Short problem:
Reproduce the passage from the forum thread on dating and relationships, starting with "Based on what" and going on through "have ever known.".

Source document:
--

Based on what you wrote in the paragraph above, it is pretty obvious to most guys that you have primarily been dating players who don't care about your needs. A man who is truly interested in you will want to please you in bed.

Posted
I think it turned south because of this. :) Yes, Sphere, your father should have been a man and went to work, and left you or your sibling to rot and die if your mother couldn't take care of you. Totally makes sense.

 

My father abandoned my mother when I was four years old, my sibling is a half sibling and I do not acknowledge him as my brother, to me he is an extended member of the family at best. He was raised by my father, I wasn't. I was raised by my mother and my immediate family.

 

So how dare you say my mother couldn't cope, my mother is the strongest person I have ever known.

Posted

Women in many cases don't want equal relationships either. I am starting to believe that a woman almost has to look up to a man and put him above her in order to stay attracted. I don't like this state of affairs but this is how things are and independent women are the worst. They want an alpha who doesn't show any hint of emotion or vulnerability yet complain when men don't want a ballbuster. My ex wife flat out told me she lost attraction for me when I cried at my best friend's funeral. This is okay but I am supposed to become attracted to masculine women. Most men I know who tried to have an equal relationship with a liberated woman ended up divorced or miserable.

Posted

Dispatch3d - That's bull****, and if I had a dollar for every time I heard a man use "hormones" as an excuse to be a jerk, I could hire a gigalo to cater to my needs for the rest of my life. We're primates, and here http://anthro.palomar.edu/behavior/behave_2.htm is a link to the various types of behavioral patterns among primates. Some women may actively seek "cooler", sure, but I seek a partner. And we provide each other nurture. I am an adult, the only time any man ever gets to tell me what to do is if he's my manager at work. And if that's why I'm single, so be it.

--

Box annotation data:
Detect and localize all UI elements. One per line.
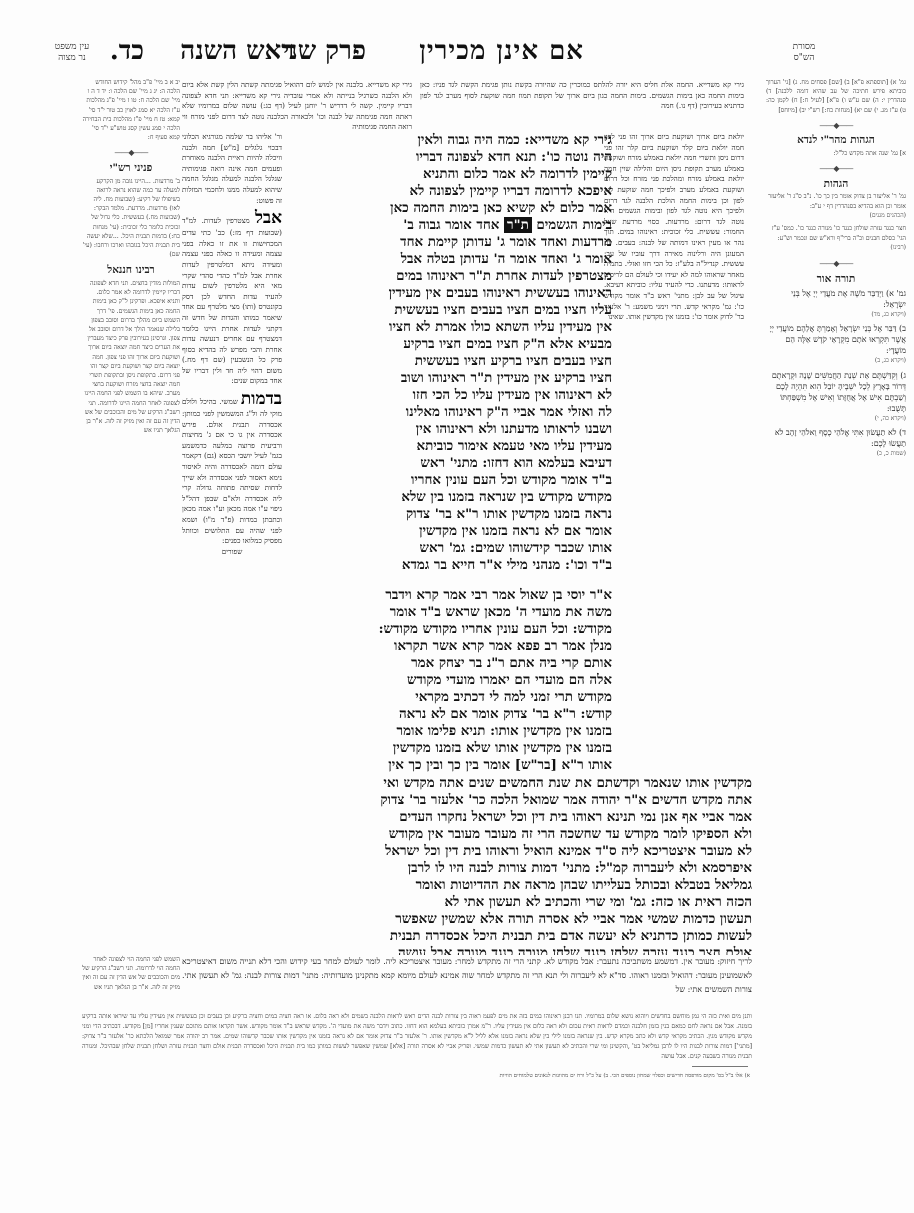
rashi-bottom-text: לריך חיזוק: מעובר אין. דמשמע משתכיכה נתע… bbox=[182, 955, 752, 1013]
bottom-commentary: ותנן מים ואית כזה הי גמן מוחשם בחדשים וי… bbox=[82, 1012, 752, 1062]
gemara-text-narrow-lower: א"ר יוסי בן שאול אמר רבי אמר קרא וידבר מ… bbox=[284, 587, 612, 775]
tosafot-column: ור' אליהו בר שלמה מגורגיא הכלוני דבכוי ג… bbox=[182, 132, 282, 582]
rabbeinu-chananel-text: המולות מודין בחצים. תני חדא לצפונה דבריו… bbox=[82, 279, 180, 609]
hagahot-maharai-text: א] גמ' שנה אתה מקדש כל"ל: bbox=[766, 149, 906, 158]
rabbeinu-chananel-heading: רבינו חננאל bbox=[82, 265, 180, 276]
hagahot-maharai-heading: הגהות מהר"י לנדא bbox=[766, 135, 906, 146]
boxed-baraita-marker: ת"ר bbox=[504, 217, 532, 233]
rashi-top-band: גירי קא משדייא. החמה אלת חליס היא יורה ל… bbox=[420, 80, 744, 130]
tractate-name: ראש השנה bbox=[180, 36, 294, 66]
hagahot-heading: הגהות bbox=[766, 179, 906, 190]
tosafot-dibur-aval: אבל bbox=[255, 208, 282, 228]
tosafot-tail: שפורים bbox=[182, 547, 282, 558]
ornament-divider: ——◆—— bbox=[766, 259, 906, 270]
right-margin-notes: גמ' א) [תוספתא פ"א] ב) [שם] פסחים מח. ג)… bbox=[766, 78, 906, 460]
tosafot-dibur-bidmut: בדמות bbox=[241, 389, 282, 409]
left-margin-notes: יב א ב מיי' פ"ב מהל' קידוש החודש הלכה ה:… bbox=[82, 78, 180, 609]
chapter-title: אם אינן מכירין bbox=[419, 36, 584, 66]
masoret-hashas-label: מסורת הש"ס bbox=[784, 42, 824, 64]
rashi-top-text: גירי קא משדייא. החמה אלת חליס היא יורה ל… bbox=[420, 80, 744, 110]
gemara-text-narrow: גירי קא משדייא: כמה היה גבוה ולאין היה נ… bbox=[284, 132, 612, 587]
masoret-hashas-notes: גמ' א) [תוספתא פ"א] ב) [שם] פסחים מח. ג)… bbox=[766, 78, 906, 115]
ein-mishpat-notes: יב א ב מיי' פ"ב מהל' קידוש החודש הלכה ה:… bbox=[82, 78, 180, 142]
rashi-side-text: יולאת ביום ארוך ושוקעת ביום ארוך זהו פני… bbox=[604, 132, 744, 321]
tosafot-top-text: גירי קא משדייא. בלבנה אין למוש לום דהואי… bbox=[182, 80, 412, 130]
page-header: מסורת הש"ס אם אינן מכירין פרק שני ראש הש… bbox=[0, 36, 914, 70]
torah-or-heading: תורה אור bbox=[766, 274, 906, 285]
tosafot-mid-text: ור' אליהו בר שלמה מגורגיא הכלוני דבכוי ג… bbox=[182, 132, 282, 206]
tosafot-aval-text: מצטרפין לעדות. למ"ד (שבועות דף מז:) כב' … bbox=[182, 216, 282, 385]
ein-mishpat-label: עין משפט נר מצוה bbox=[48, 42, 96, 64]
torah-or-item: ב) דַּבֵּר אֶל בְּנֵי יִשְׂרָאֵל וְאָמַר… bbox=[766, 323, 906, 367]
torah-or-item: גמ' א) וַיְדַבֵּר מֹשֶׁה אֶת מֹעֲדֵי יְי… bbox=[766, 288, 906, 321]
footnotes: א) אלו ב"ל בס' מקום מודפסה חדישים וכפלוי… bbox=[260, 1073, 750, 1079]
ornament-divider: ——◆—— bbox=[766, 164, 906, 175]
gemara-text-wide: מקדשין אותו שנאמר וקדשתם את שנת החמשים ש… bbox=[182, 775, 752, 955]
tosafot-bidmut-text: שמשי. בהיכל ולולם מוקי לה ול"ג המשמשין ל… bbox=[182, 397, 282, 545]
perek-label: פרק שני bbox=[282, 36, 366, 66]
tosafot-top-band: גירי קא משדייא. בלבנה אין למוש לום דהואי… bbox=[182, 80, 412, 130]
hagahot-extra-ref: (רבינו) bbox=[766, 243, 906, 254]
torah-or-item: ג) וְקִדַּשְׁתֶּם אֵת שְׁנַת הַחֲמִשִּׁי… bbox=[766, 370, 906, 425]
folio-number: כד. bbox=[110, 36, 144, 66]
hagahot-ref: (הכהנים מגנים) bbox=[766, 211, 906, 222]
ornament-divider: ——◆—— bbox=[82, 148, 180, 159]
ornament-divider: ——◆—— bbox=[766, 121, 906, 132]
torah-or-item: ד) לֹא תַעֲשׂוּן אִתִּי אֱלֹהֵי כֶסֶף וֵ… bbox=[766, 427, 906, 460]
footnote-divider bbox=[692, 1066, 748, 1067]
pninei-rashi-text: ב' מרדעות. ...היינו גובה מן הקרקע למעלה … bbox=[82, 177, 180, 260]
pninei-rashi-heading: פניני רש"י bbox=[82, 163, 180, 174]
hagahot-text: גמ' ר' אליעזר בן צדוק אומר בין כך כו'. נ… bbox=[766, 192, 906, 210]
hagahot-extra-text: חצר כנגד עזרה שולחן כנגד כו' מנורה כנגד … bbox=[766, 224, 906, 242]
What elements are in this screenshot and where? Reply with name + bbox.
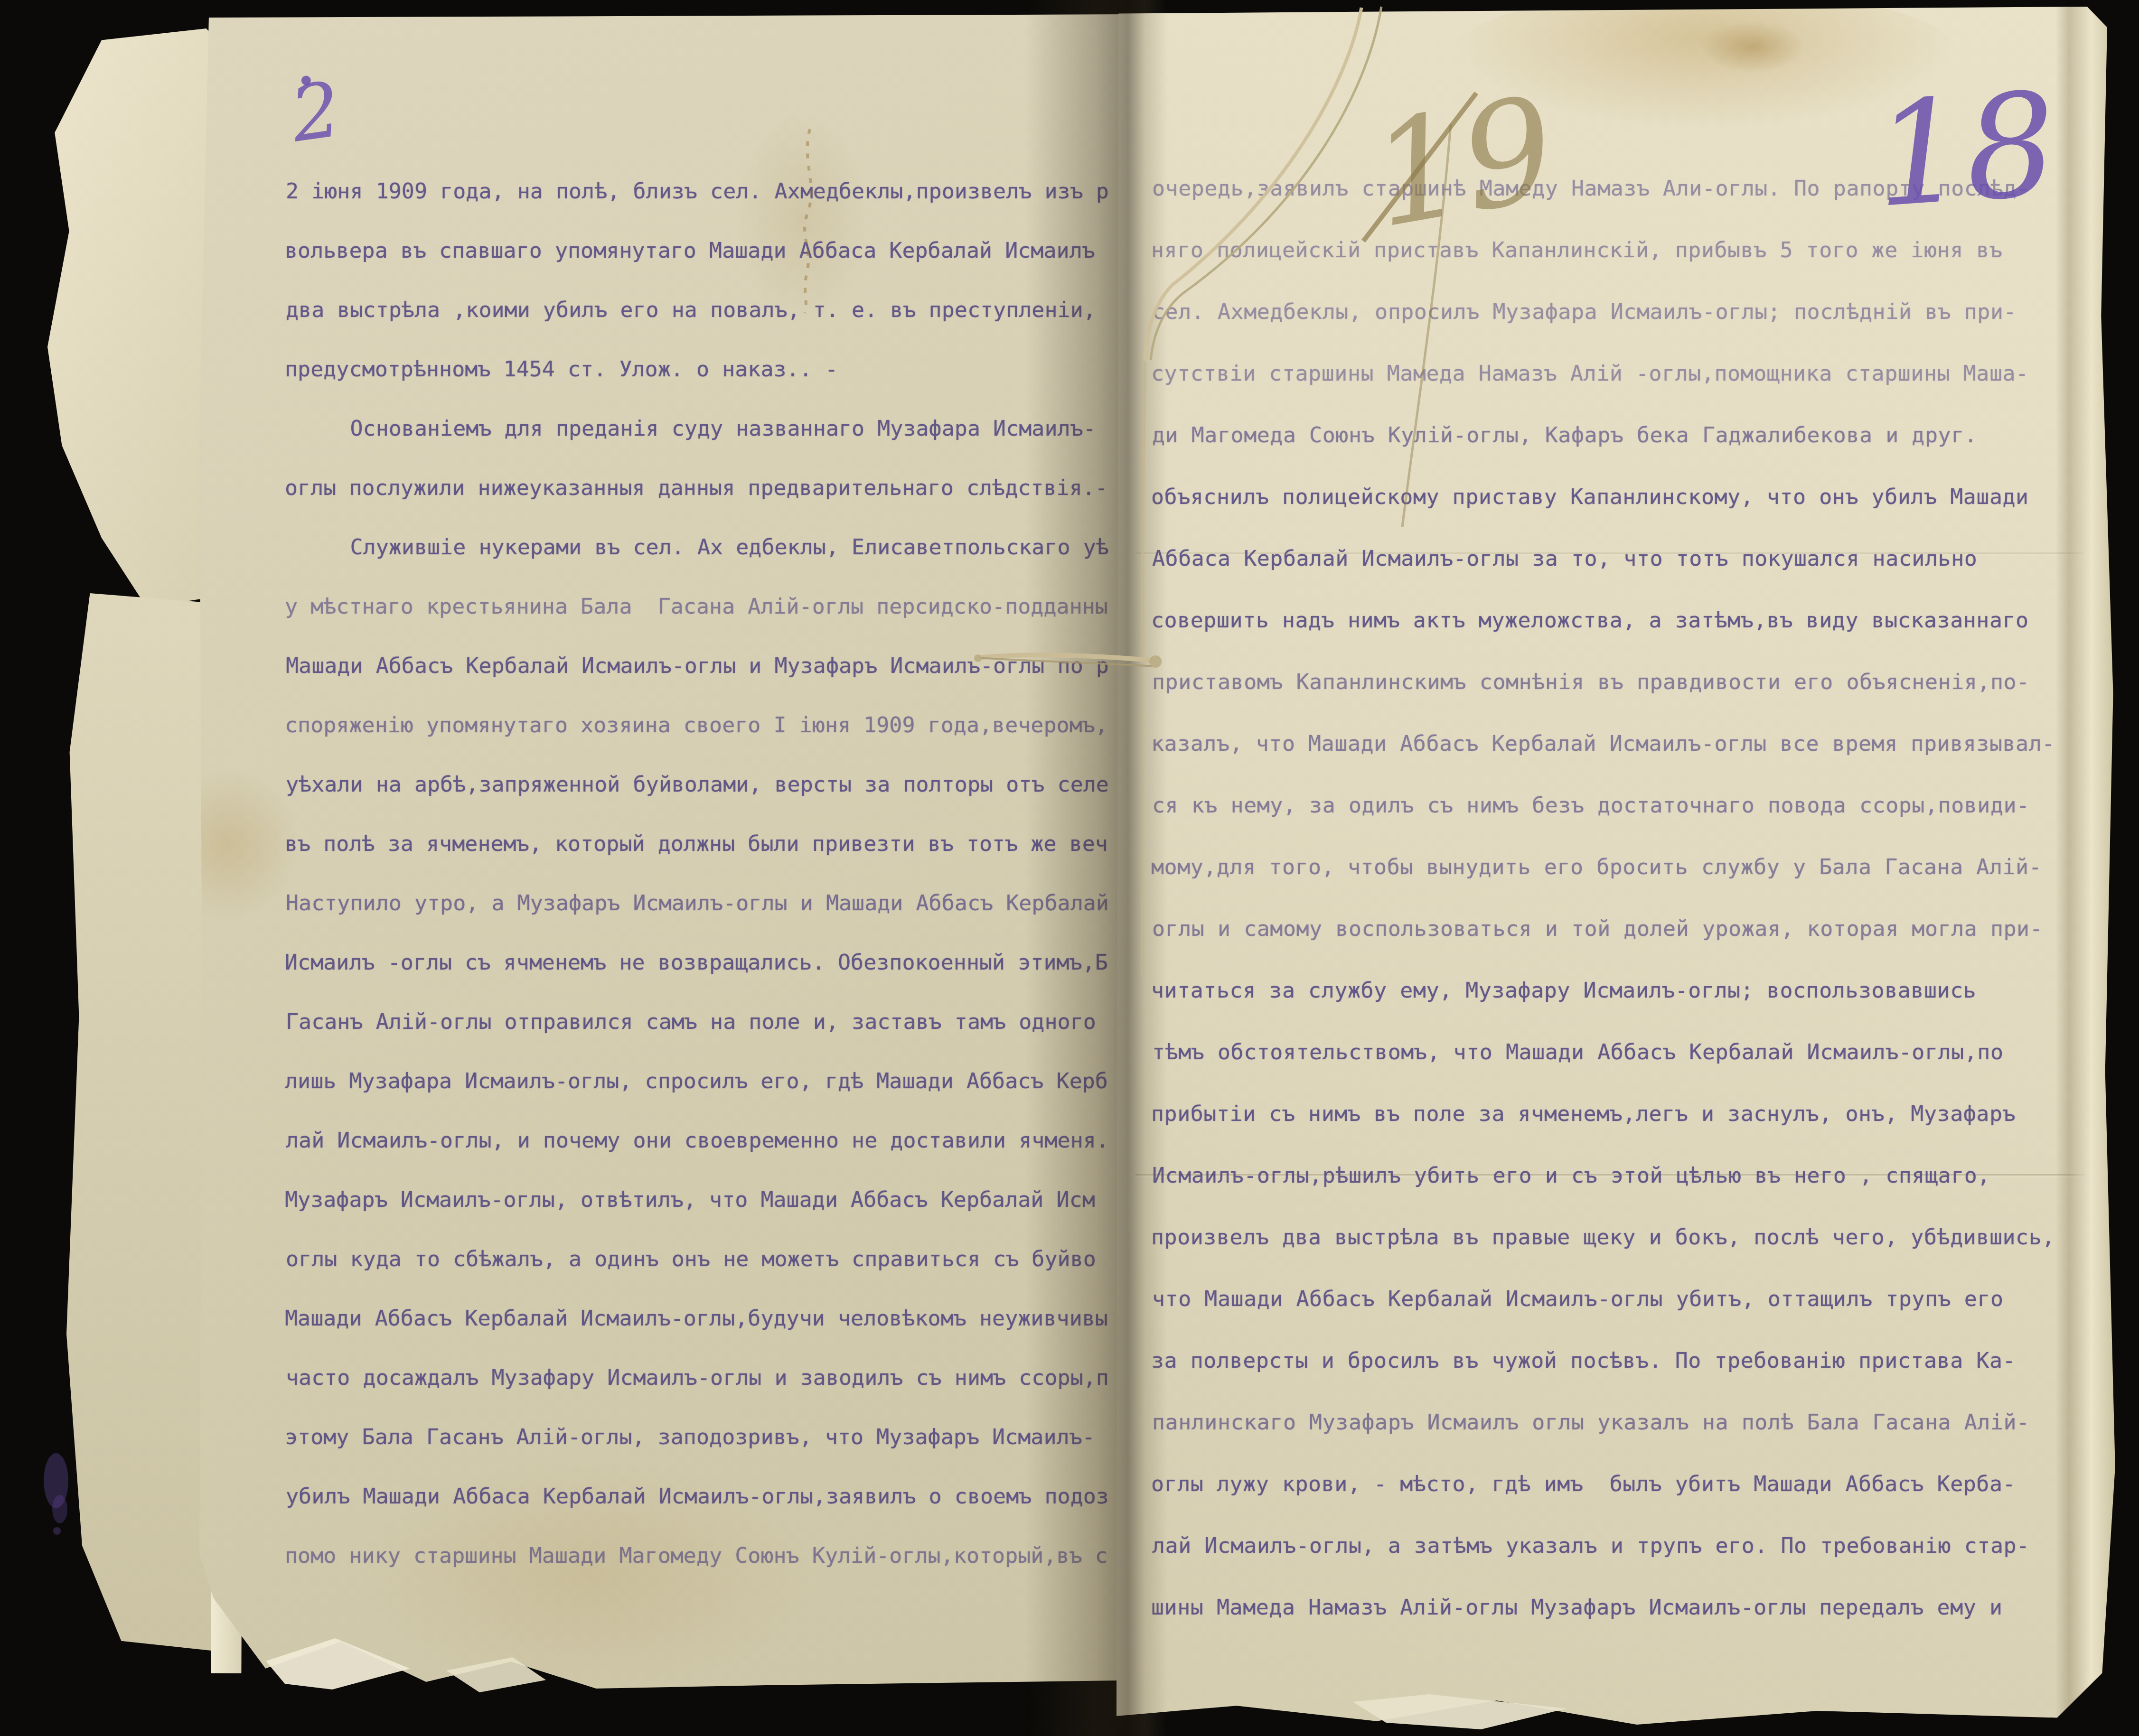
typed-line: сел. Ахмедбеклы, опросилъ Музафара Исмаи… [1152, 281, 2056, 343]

--

Output of the exercise:
Based on what you wrote in the paragraph above, it is pretty obvious to most guys that you have primarily been dating players who don't care about your needs. A man who is truly interested in you will want to please you in bed.

Posted
I think it turned south because of this. :) Yes, Sphere, your father should have been a man and went to work, and left you or your sibling to rot and die if your mother couldn't take care of you. Totally makes sense.

 

My father abandoned my mother when I was four years old, my sibling is a half sibling and I do not acknowledge him as my brother, to me he is an extended member of the family at best. He was raised by my father, I wasn't. I was raised by my mother and my immediate family.

 

So how dare you say my mother couldn't cope, my mother is the strongest person I have ever known.